(Stored data)
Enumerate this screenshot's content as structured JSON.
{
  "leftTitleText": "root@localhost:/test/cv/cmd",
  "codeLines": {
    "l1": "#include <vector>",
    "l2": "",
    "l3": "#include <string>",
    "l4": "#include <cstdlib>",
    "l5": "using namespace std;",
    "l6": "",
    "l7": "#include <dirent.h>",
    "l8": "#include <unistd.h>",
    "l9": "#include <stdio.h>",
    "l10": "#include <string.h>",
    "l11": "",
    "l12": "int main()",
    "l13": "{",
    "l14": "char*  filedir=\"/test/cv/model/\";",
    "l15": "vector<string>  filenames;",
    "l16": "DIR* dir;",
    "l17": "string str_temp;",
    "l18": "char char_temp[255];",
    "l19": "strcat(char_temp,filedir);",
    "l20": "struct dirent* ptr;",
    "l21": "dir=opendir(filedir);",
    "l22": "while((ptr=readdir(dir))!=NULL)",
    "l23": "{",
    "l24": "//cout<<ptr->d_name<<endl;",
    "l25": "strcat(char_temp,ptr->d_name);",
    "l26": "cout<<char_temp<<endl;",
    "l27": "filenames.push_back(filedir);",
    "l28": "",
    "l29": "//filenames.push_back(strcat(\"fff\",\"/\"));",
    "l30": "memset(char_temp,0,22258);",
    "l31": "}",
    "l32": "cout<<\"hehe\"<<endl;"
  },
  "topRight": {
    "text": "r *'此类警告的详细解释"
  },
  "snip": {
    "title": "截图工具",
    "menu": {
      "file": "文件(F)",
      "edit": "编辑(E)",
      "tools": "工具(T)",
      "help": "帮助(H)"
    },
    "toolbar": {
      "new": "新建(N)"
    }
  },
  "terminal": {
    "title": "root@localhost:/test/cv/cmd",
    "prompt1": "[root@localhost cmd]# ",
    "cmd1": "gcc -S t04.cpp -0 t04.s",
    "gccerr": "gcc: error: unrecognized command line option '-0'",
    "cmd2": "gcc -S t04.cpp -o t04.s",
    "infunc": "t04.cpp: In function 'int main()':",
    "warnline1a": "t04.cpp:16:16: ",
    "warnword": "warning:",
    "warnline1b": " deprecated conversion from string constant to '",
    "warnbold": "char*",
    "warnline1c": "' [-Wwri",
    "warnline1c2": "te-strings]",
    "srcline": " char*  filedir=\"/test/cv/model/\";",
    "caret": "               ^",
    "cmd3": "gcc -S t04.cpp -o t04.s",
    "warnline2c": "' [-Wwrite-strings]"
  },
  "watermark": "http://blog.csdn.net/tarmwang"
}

Problem statement — The entries above must be returned in full, exactly as shown.

Response below —
Enumerate this screenshot's content as structured JSON.
{
  "leftTitleText": "root@localhost:/test/cv/cmd",
  "codeLines": {
    "l1": "#include <vector>",
    "l2": "",
    "l3": "#include <string>",
    "l4": "#include <cstdlib>",
    "l5": "using namespace std;",
    "l6": "",
    "l7": "#include <dirent.h>",
    "l8": "#include <unistd.h>",
    "l9": "#include <stdio.h>",
    "l10": "#include <string.h>",
    "l11": "",
    "l12": "int main()",
    "l13": "{",
    "l14": "char*  filedir=\"/test/cv/model/\";",
    "l15": "vector<string>  filenames;",
    "l16": "DIR* dir;",
    "l17": "string str_temp;",
    "l18": "char char_temp[255];",
    "l19": "strcat(char_temp,filedir);",
    "l20": "struct dirent* ptr;",
    "l21": "dir=opendir(filedir);",
    "l22": "while((ptr=readdir(dir))!=NULL)",
    "l23": "{",
    "l24": "//cout<<ptr->d_name<<endl;",
    "l25": "strcat(char_temp,ptr->d_name);",
    "l26": "cout<<char_temp<<endl;",
    "l27": "filenames.push_back(filedir);",
    "l28": "",
    "l29": "//filenames.push_back(strcat(\"fff\",\"/\"));",
    "l30": "memset(char_temp,0,22258);",
    "l31": "}",
    "l32": "cout<<\"hehe\"<<endl;"
  },
  "topRight": {
    "text": "r *'此类警告的详细解释"
  },
  "snip": {
    "title": "截图工具",
    "menu": {
      "file": "文件(F)",
      "edit": "编辑(E)",
      "tools": "工具(T)",
      "help": "帮助(H)"
    },
    "toolbar": {
      "new": "新建(N)"
    }
  },
  "terminal": {
    "title": "root@localhost:/test/cv/cmd",
    "prompt1": "[root@localhost cmd]# ",
    "cmd1": "gcc -S t04.cpp -0 t04.s",
    "gccerr": "gcc: error: unrecognized command line option '-0'",
    "cmd2": "gcc -S t04.cpp -o t04.s",
    "infunc": "t04.cpp: In function 'int main()':",
    "warnline1a": "t04.cpp:16:16: ",
    "warnword": "warning:",
    "warnline1b": " deprecated conversion from string constant to '",
    "warnbold": "char*",
    "warnline1c": "' [-Wwri",
    "warnline1c2": "te-strings]",
    "srcline": " char*  filedir=\"/test/cv/model/\";",
    "caret": "               ^",
    "cmd3": "gcc -S t04.cpp -o t04.s",
    "warnline2c": "' [-Wwrite-strings]"
  },
  "watermark": "http://blog.csdn.net/tarmwang"
}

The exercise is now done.